Scan the material below for the string "Thomas", and copy every line where it shows up.

[Start Exercise inputs]

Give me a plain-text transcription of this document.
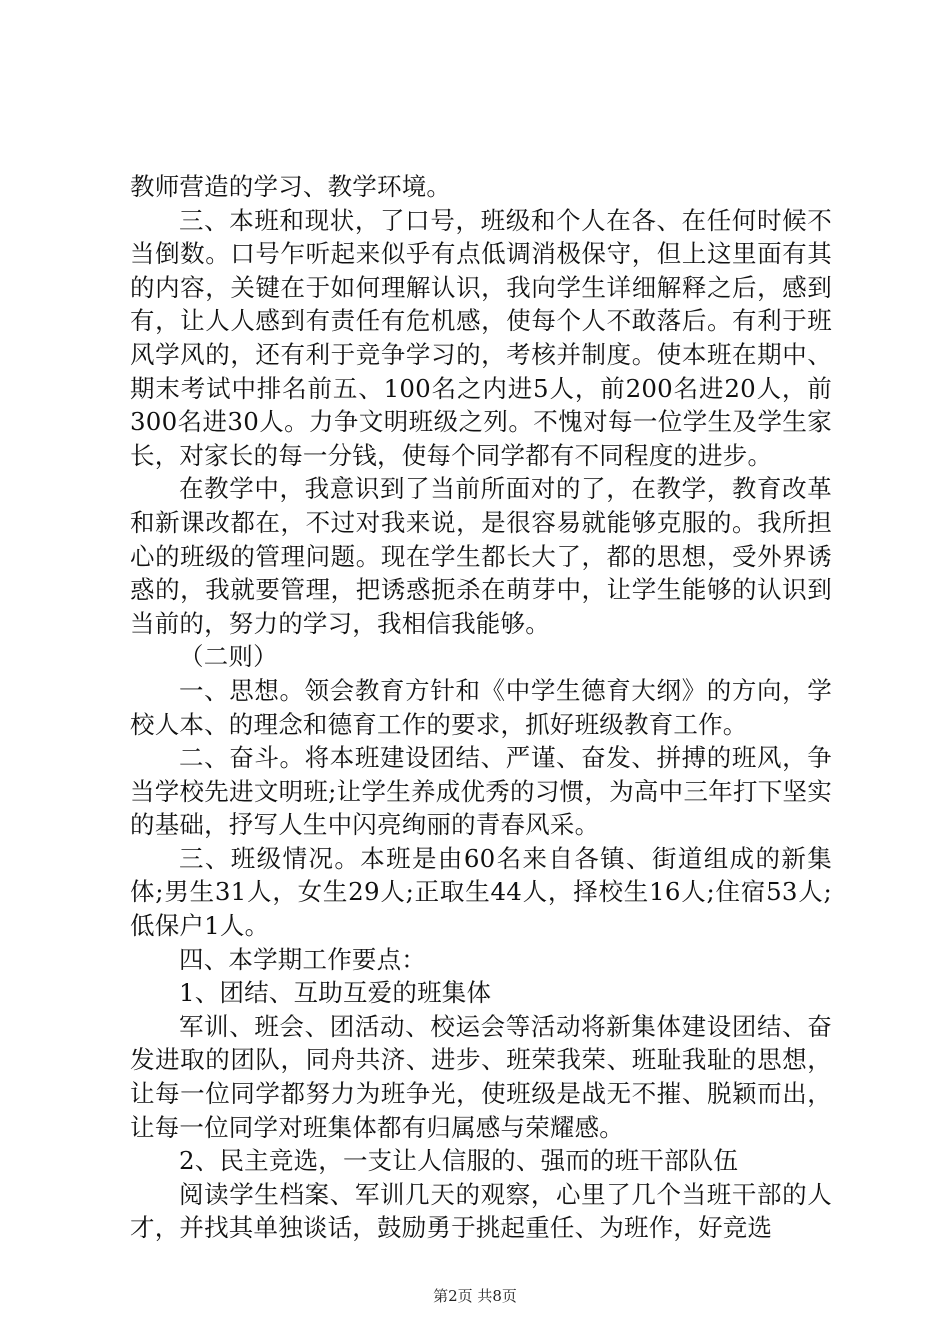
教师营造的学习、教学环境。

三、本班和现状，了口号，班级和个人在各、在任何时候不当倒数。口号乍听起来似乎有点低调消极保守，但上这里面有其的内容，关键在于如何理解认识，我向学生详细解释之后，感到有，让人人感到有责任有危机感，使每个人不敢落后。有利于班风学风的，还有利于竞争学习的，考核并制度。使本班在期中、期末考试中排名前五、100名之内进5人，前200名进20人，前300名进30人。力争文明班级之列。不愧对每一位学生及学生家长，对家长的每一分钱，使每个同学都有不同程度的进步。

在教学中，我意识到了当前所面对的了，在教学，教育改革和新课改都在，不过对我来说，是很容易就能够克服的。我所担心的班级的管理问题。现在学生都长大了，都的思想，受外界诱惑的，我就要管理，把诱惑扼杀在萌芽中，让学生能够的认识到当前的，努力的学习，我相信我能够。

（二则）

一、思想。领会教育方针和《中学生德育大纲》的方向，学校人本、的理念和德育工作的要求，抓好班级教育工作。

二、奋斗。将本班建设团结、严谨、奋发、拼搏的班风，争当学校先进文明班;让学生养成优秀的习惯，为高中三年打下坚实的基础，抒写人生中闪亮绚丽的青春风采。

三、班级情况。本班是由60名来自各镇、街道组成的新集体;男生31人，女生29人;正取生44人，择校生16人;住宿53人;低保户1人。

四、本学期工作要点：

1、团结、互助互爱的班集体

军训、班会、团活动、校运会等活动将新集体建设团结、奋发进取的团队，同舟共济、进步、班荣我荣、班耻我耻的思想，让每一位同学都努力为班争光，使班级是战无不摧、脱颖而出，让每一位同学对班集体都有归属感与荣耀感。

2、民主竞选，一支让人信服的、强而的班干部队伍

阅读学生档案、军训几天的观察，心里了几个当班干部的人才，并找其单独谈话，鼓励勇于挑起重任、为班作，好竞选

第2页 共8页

[End Exercise inputs]
[Start Exercise inputs]

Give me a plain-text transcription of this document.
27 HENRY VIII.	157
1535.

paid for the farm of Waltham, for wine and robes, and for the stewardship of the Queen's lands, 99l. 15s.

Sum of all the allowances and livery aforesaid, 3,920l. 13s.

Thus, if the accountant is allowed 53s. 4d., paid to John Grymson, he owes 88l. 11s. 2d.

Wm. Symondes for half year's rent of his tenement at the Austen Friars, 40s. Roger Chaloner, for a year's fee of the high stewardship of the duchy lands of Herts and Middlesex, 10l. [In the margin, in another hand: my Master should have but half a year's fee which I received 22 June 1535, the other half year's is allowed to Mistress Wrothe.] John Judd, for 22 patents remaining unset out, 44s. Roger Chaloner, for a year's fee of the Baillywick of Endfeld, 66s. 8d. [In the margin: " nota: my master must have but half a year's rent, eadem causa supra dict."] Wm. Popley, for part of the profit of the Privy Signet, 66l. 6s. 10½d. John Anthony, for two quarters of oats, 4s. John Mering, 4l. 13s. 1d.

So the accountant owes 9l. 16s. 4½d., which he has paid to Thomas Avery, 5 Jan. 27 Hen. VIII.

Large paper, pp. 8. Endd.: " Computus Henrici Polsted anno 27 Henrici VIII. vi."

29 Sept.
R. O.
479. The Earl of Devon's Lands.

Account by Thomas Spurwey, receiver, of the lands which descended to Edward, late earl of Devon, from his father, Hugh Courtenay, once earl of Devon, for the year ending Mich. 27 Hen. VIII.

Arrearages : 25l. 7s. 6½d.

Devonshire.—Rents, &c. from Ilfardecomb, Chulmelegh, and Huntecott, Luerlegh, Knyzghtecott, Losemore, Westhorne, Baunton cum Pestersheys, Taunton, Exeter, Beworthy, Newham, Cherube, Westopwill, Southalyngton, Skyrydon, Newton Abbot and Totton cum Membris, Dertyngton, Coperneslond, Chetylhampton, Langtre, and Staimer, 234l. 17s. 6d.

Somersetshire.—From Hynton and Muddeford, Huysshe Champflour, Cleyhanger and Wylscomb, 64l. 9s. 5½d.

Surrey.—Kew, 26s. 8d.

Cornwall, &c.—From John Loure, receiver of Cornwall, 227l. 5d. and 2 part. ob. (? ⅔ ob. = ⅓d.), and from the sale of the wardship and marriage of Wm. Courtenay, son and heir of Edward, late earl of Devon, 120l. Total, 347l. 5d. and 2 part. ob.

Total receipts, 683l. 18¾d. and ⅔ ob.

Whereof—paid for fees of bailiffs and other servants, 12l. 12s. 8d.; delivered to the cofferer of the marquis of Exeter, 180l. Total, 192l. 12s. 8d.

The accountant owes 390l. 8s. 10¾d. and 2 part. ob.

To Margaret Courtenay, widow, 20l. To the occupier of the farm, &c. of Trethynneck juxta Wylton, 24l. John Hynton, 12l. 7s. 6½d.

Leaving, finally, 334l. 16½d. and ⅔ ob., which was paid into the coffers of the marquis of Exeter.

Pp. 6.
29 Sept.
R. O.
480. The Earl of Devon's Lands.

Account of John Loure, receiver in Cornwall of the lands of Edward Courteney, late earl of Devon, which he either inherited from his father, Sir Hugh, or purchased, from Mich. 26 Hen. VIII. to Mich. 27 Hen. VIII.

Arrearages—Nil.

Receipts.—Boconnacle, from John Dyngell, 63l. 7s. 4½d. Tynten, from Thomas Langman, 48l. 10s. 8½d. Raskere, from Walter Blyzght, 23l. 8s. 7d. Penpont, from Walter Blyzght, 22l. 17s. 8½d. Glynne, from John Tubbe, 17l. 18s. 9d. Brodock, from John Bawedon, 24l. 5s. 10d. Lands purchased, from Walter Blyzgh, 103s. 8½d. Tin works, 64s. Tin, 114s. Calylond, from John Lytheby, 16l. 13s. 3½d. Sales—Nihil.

[End Exercise inputs]

- [Solution to the exercise]
So the accountant owes 9l. 16s. 4½d., which he has paid to Thomas Avery, 5 Jan. 27 Hen. VIII.
Account by Thomas Spurwey, receiver, of the lands which descended to Edward, late earl of Devon, from his father, Hugh Courtenay, once earl of Devon, for the year ending Mich. 27 Hen. VIII.
Receipts.—Boconnacle, from John Dyngell, 63l. 7s. 4½d. Tynten, from Thomas Langman, 48l. 10s. 8½d. Raskere, from Walter Blyzght, 23l. 8s. 7d. Penpont, from Walter Blyzght, 22l. 17s. 8½d. Glynne, from John Tubbe, 17l. 18s. 9d. Brodock, from John Bawedon, 24l. 5s. 10d. Lands purchased, from Walter Blyzgh, 103s. 8½d. Tin works, 64s. Tin, 114s. Calylond, from John Lytheby, 16l. 13s. 3½d. Sales—Nihil.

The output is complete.